═════ AVAILABLE DATA ═════
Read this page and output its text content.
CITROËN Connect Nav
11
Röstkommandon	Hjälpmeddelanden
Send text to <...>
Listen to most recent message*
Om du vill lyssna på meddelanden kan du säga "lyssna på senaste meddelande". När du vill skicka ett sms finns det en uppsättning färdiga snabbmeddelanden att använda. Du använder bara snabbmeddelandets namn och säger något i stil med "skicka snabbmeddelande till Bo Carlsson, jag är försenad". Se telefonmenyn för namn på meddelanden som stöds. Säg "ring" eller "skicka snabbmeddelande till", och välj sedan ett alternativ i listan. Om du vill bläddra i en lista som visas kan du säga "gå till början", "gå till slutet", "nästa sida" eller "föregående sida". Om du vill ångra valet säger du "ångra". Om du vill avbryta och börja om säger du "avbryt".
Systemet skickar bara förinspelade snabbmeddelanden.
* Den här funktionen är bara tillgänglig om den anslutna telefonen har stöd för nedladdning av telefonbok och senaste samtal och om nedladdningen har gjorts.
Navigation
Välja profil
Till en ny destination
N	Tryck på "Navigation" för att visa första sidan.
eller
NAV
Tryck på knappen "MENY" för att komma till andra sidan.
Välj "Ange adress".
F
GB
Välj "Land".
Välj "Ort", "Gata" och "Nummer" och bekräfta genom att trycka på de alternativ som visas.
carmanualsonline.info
═════
Restate the records exactly. Leave nothing out.

Read this page and output its text content.
CITROËN Connect Nav
11
Röstkommandon	Hjälpmeddelanden
Send text to <...>
Listen to most recent message*
Om du vill lyssna på meddelanden kan du säga "lyssna på senaste meddelande". När du vill skicka ett sms finns det en uppsättning färdiga snabbmeddelanden att använda. Du använder bara snabbmeddelandets namn och säger något i stil med "skicka snabbmeddelande till Bo Carlsson, jag är försenad". Se telefonmenyn för namn på meddelanden som stöds. Säg "ring" eller "skicka snabbmeddelande till", och välj sedan ett alternativ i listan. Om du vill bläddra i en lista som visas kan du säga "gå till början", "gå till slutet", "nästa sida" eller "föregående sida". Om du vill ångra valet säger du "ångra". Om du vill avbryta och börja om säger du "avbryt".
Systemet skickar bara förinspelade snabbmeddelanden.
* Den här funktionen är bara tillgänglig om den anslutna telefonen har stöd för nedladdning av telefonbok och senaste samtal och om nedladdningen har gjorts.
Navigation
Välja profil
Till en ny destination
N	Tryck på "Navigation" för att visa första sidan.
eller
NAV
Tryck på knappen "MENY" för att komma till andra sidan.
Välj "Ange adress".
F
GB
Välj "Land".
Välj "Ort", "Gata" och "Nummer" och bekräfta genom att trycka på de alternativ som visas.
carmanualsonline.info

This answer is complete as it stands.